Your objective: Please write out the material that follows, exactly as it stands.

(Recorded data)
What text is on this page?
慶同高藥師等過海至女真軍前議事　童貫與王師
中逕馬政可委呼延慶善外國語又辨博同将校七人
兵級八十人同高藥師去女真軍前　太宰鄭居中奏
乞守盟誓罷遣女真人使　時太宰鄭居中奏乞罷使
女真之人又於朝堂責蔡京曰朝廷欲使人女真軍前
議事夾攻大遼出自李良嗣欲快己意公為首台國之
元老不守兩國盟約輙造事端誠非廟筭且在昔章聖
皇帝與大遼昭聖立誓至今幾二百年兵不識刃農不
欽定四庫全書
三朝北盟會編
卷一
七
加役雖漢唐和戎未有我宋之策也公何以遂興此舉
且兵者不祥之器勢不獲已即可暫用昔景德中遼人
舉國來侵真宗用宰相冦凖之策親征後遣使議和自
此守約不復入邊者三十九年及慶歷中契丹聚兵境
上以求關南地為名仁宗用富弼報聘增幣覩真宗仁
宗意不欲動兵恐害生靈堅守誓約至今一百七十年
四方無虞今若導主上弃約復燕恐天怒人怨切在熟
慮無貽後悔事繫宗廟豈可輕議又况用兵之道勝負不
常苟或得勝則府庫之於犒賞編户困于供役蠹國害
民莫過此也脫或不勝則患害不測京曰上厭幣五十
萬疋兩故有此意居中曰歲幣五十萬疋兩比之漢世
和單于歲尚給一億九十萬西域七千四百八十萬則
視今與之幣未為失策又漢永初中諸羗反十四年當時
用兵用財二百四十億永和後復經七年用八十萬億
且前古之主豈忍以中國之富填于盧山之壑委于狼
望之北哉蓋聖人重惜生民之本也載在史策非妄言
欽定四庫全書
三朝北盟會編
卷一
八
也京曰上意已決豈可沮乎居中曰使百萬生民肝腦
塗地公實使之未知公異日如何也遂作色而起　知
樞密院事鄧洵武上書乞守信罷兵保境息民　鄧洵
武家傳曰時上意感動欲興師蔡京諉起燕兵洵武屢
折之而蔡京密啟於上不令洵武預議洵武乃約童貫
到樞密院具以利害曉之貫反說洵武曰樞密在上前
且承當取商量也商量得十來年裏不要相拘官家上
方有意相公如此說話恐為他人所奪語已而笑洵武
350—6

Answer to the problem:
What text is on this page?
慶同高藥師等過海至女真軍前議事　童貫與王師
中逕馬政可委呼延慶善外國語又辨博同将校七人
兵級八十人同高藥師去女真軍前　太宰鄭居中奏
乞守盟誓罷遣女真人使　時太宰鄭居中奏乞罷使
女真之人又於朝堂責蔡京曰朝廷欲使人女真軍前
議事夾攻大遼出自李良嗣欲快己意公為首台國之
元老不守兩國盟約輙造事端誠非廟筭且在昔章聖
皇帝與大遼昭聖立誓至今幾二百年兵不識刃農不
欽定四庫全書
三朝北盟會編
卷一
七
加役雖漢唐和戎未有我宋之策也公何以遂興此舉
且兵者不祥之器勢不獲已即可暫用昔景德中遼人
舉國來侵真宗用宰相冦凖之策親征後遣使議和自
此守約不復入邊者三十九年及慶歷中契丹聚兵境
上以求關南地為名仁宗用富弼報聘增幣覩真宗仁
宗意不欲動兵恐害生靈堅守誓約至今一百七十年
四方無虞今若導主上弃約復燕恐天怒人怨切在熟
慮無貽後悔事繫宗廟豈可輕議又况用兵之道勝負不
常苟或得勝則府庫之於犒賞編户困于供役蠹國害
民莫過此也脫或不勝則患害不測京曰上厭幣五十
萬疋兩故有此意居中曰歲幣五十萬疋兩比之漢世
和單于歲尚給一億九十萬西域七千四百八十萬則
視今與之幣未為失策又漢永初中諸羗反十四年當時
用兵用財二百四十億永和後復經七年用八十萬億
且前古之主豈忍以中國之富填于盧山之壑委于狼
望之北哉蓋聖人重惜生民之本也載在史策非妄言
欽定四庫全書
三朝北盟會編
卷一
八
也京曰上意已決豈可沮乎居中曰使百萬生民肝腦
塗地公實使之未知公異日如何也遂作色而起　知
樞密院事鄧洵武上書乞守信罷兵保境息民　鄧洵
武家傳曰時上意感動欲興師蔡京諉起燕兵洵武屢
折之而蔡京密啟於上不令洵武預議洵武乃約童貫
到樞密院具以利害曉之貫反說洵武曰樞密在上前
且承當取商量也商量得十來年裏不要相拘官家上
方有意相公如此說話恐為他人所奪語已而笑洵武
350—6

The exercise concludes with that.